• [Recorded data]
┄┄┄┄┄┄┄┄┄┄┄┄┄┄┄┄┄┄┄┄

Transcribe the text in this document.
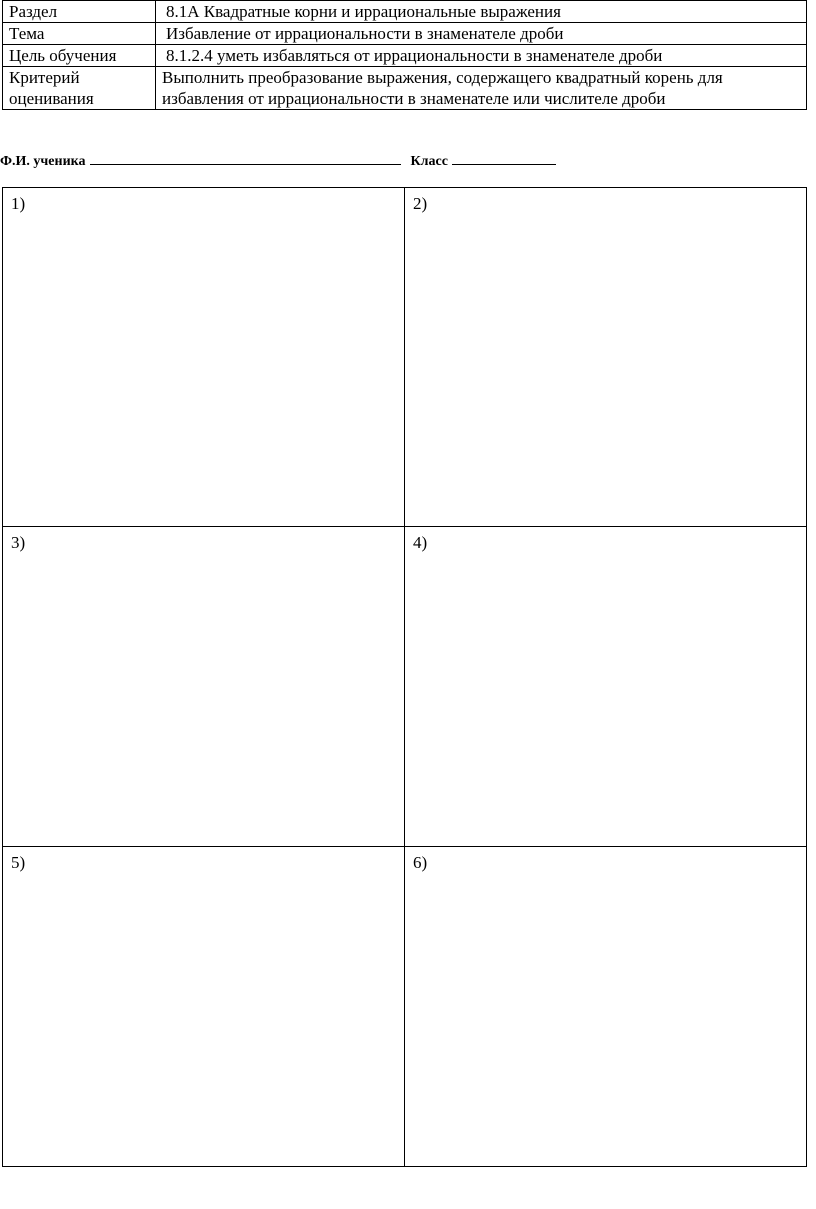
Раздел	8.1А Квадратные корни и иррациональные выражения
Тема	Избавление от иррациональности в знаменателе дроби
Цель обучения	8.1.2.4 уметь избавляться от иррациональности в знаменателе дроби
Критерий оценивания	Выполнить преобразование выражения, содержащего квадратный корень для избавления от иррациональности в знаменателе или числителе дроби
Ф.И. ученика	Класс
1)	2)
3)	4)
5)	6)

┄┄┄┄┄┄┄┄┄┄┄┄┄┄┄┄┄┄┄┄

Without including any pictures, print all of the material exactly as given.

• [Correct result]
Transcribe the text in this document.
Раздел	8.1А Квадратные корни и иррациональные выражения
Тема	Избавление от иррациональности в знаменателе дроби
Цель обучения	8.1.2.4 уметь избавляться от иррациональности в знаменателе дроби
Критерий оценивания	Выполнить преобразование выражения, содержащего квадратный корень для избавления от иррациональности в знаменателе или числителе дроби
Ф.И. ученика	Класс
1)	2)
3)	4)
5)	6)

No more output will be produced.